━━━━━ Exercise inputs ━━━━━

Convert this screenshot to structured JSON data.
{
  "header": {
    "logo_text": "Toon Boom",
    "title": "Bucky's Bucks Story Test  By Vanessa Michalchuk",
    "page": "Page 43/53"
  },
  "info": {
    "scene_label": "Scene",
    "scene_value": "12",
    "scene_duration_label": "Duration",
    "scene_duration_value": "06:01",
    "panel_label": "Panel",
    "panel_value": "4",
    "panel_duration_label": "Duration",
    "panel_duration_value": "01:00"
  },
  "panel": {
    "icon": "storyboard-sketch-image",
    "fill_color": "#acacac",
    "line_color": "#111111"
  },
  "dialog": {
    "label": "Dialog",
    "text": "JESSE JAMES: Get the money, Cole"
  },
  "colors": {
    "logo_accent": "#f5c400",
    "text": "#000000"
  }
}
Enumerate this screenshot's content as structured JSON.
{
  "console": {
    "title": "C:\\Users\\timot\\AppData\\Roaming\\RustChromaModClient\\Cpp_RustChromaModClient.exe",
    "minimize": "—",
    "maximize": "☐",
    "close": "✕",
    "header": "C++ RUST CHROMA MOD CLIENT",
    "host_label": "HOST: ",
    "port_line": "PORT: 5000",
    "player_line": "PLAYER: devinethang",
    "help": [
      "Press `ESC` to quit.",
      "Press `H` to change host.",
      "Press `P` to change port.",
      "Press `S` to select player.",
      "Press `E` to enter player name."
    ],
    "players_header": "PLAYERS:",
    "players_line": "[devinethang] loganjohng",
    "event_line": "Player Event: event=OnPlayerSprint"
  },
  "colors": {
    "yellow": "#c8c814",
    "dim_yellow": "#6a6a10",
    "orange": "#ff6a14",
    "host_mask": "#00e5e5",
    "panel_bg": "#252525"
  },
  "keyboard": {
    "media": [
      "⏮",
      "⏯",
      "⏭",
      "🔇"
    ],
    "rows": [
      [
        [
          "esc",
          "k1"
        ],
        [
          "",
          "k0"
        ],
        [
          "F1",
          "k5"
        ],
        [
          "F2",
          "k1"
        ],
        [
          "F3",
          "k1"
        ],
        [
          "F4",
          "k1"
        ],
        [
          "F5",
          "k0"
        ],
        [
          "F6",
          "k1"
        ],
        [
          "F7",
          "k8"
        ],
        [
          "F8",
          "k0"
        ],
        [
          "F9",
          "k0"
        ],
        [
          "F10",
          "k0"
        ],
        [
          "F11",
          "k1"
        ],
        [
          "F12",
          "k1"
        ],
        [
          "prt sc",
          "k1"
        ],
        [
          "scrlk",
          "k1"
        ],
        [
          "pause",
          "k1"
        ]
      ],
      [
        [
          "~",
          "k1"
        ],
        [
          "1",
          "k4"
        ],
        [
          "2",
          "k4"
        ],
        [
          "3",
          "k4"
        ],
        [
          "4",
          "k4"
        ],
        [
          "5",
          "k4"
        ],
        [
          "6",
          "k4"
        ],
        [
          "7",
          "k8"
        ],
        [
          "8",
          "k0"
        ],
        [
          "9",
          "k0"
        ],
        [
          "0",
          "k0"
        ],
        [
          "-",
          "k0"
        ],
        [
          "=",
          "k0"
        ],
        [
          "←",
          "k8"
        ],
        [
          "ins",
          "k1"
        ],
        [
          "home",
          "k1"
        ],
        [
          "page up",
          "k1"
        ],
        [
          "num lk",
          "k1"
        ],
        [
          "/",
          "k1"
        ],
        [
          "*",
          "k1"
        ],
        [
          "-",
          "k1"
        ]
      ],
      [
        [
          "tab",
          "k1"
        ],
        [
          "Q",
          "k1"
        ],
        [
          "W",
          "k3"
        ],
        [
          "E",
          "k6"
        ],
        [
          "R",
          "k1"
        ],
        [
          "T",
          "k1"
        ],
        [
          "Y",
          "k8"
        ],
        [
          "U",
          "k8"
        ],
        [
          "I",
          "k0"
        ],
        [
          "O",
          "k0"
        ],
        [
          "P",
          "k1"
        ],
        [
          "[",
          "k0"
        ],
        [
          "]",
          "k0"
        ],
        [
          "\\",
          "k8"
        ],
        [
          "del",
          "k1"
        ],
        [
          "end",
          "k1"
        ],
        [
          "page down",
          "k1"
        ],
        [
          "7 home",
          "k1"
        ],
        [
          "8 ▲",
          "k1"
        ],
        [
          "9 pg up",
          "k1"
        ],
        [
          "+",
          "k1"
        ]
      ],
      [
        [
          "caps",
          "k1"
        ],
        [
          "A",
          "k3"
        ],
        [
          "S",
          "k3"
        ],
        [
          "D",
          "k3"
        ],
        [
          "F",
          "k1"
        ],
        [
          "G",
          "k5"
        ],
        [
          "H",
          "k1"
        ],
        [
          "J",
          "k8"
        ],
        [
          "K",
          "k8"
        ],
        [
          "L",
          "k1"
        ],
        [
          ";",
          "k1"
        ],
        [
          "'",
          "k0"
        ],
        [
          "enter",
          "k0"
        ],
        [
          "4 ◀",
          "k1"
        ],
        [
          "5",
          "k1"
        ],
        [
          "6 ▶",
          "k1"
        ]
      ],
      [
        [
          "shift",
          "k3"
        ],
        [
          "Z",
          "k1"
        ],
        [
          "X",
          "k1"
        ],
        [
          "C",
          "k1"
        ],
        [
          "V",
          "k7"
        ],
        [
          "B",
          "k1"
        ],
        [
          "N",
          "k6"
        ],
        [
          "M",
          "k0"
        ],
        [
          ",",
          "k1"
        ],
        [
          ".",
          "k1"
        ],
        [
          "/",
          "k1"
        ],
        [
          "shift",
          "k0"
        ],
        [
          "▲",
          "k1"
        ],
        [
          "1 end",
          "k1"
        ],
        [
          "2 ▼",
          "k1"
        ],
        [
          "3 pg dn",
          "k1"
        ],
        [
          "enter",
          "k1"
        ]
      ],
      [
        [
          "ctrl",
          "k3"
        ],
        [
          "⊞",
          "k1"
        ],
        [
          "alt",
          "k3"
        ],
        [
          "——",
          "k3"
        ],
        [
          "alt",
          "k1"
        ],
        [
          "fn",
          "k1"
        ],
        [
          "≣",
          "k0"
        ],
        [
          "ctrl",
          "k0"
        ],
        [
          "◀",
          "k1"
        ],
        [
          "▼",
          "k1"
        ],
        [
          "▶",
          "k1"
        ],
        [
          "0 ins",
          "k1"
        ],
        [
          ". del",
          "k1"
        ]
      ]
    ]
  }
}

━━━━━

Written exercise
Repeat each record exactly, leaving nothing out.

Reply
Convert this screenshot to structured JSON data.
{
  "header": {
    "logo_text": "Toon Boom",
    "title": "Bucky's Bucks Story Test  By Vanessa Michalchuk",
    "page": "Page 43/53"
  },
  "info": {
    "scene_label": "Scene",
    "scene_value": "12",
    "scene_duration_label": "Duration",
    "scene_duration_value": "06:01",
    "panel_label": "Panel",
    "panel_value": "4",
    "panel_duration_label": "Duration",
    "panel_duration_value": "01:00"
  },
  "panel": {
    "icon": "storyboard-sketch-image",
    "fill_color": "#acacac",
    "line_color": "#111111"
  },
  "dialog": {
    "label": "Dialog",
    "text": "JESSE JAMES: Get the money, Cole"
  },
  "colors": {
    "logo_accent": "#f5c400",
    "text": "#000000"
  }
}
Enumerate this screenshot's content as structured JSON.
{
  "console": {
    "title": "C:\\Users\\timot\\AppData\\Roaming\\RustChromaModClient\\Cpp_RustChromaModClient.exe",
    "minimize": "—",
    "maximize": "☐",
    "close": "✕",
    "header": "C++ RUST CHROMA MOD CLIENT",
    "host_label": "HOST: ",
    "port_line": "PORT: 5000",
    "player_line": "PLAYER: devinethang",
    "help": [
      "Press `ESC` to quit.",
      "Press `H` to change host.",
      "Press `P` to change port.",
      "Press `S` to select player.",
      "Press `E` to enter player name."
    ],
    "players_header": "PLAYERS:",
    "players_line": "[devinethang] loganjohng",
    "event_line": "Player Event: event=OnPlayerSprint"
  },
  "colors": {
    "yellow": "#c8c814",
    "dim_yellow": "#6a6a10",
    "orange": "#ff6a14",
    "host_mask": "#00e5e5",
    "panel_bg": "#252525"
  },
  "keyboard": {
    "media": [
      "⏮",
      "⏯",
      "⏭",
      "🔇"
    ],
    "rows": [
      [
        [
          "esc",
          "k1"
        ],
        [
          "",
          "k0"
        ],
        [
          "F1",
          "k5"
        ],
        [
          "F2",
          "k1"
        ],
        [
          "F3",
          "k1"
        ],
        [
          "F4",
          "k1"
        ],
        [
          "F5",
          "k0"
        ],
        [
          "F6",
          "k1"
        ],
        [
          "F7",
          "k8"
        ],
        [
          "F8",
          "k0"
        ],
        [
          "F9",
          "k0"
        ],
        [
          "F10",
          "k0"
        ],
        [
          "F11",
          "k1"
        ],
        [
          "F12",
          "k1"
        ],
        [
          "prt sc",
          "k1"
        ],
        [
          "scrlk",
          "k1"
        ],
        [
          "pause",
          "k1"
        ]
      ],
      [
        [
          "~",
          "k1"
        ],
        [
          "1",
          "k4"
        ],
        [
          "2",
          "k4"
        ],
        [
          "3",
          "k4"
        ],
        [
          "4",
          "k4"
        ],
        [
          "5",
          "k4"
        ],
        [
          "6",
          "k4"
        ],
        [
          "7",
          "k8"
        ],
        [
          "8",
          "k0"
        ],
        [
          "9",
          "k0"
        ],
        [
          "0",
          "k0"
        ],
        [
          "-",
          "k0"
        ],
        [
          "=",
          "k0"
        ],
        [
          "←",
          "k8"
        ],
        [
          "ins",
          "k1"
        ],
        [
          "home",
          "k1"
        ],
        [
          "page up",
          "k1"
        ],
        [
          "num lk",
          "k1"
        ],
        [
          "/",
          "k1"
        ],
        [
          "*",
          "k1"
        ],
        [
          "-",
          "k1"
        ]
      ],
      [
        [
          "tab",
          "k1"
        ],
        [
          "Q",
          "k1"
        ],
        [
          "W",
          "k3"
        ],
        [
          "E",
          "k6"
        ],
        [
          "R",
          "k1"
        ],
        [
          "T",
          "k1"
        ],
        [
          "Y",
          "k8"
        ],
        [
          "U",
          "k8"
        ],
        [
          "I",
          "k0"
        ],
        [
          "O",
          "k0"
        ],
        [
          "P",
          "k1"
        ],
        [
          "[",
          "k0"
        ],
        [
          "]",
          "k0"
        ],
        [
          "\\",
          "k8"
        ],
        [
          "del",
          "k1"
        ],
        [
          "end",
          "k1"
        ],
        [
          "page down",
          "k1"
        ],
        [
          "7 home",
          "k1"
        ],
        [
          "8 ▲",
          "k1"
        ],
        [
          "9 pg up",
          "k1"
        ],
        [
          "+",
          "k1"
        ]
      ],
      [
        [
          "caps",
          "k1"
        ],
        [
          "A",
          "k3"
        ],
        [
          "S",
          "k3"
        ],
        [
          "D",
          "k3"
        ],
        [
          "F",
          "k1"
        ],
        [
          "G",
          "k5"
        ],
        [
          "H",
          "k1"
        ],
        [
          "J",
          "k8"
        ],
        [
          "K",
          "k8"
        ],
        [
          "L",
          "k1"
        ],
        [
          ";",
          "k1"
        ],
        [
          "'",
          "k0"
        ],
        [
          "enter",
          "k0"
        ],
        [
          "4 ◀",
          "k1"
        ],
        [
          "5",
          "k1"
        ],
        [
          "6 ▶",
          "k1"
        ]
      ],
      [
        [
          "shift",
          "k3"
        ],
        [
          "Z",
          "k1"
        ],
        [
          "X",
          "k1"
        ],
        [
          "C",
          "k1"
        ],
        [
          "V",
          "k7"
        ],
        [
          "B",
          "k1"
        ],
        [
          "N",
          "k6"
        ],
        [
          "M",
          "k0"
        ],
        [
          ",",
          "k1"
        ],
        [
          ".",
          "k1"
        ],
        [
          "/",
          "k1"
        ],
        [
          "shift",
          "k0"
        ],
        [
          "▲",
          "k1"
        ],
        [
          "1 end",
          "k1"
        ],
        [
          "2 ▼",
          "k1"
        ],
        [
          "3 pg dn",
          "k1"
        ],
        [
          "enter",
          "k1"
        ]
      ],
      [
        [
          "ctrl",
          "k3"
        ],
        [
          "⊞",
          "k1"
        ],
        [
          "alt",
          "k3"
        ],
        [
          "——",
          "k3"
        ],
        [
          "alt",
          "k1"
        ],
        [
          "fn",
          "k1"
        ],
        [
          "≣",
          "k0"
        ],
        [
          "ctrl",
          "k0"
        ],
        [
          "◀",
          "k1"
        ],
        [
          "▼",
          "k1"
        ],
        [
          "▶",
          "k1"
        ],
        [
          "0 ins",
          "k1"
        ],
        [
          ". del",
          "k1"
        ]
      ]
    ]
  }
}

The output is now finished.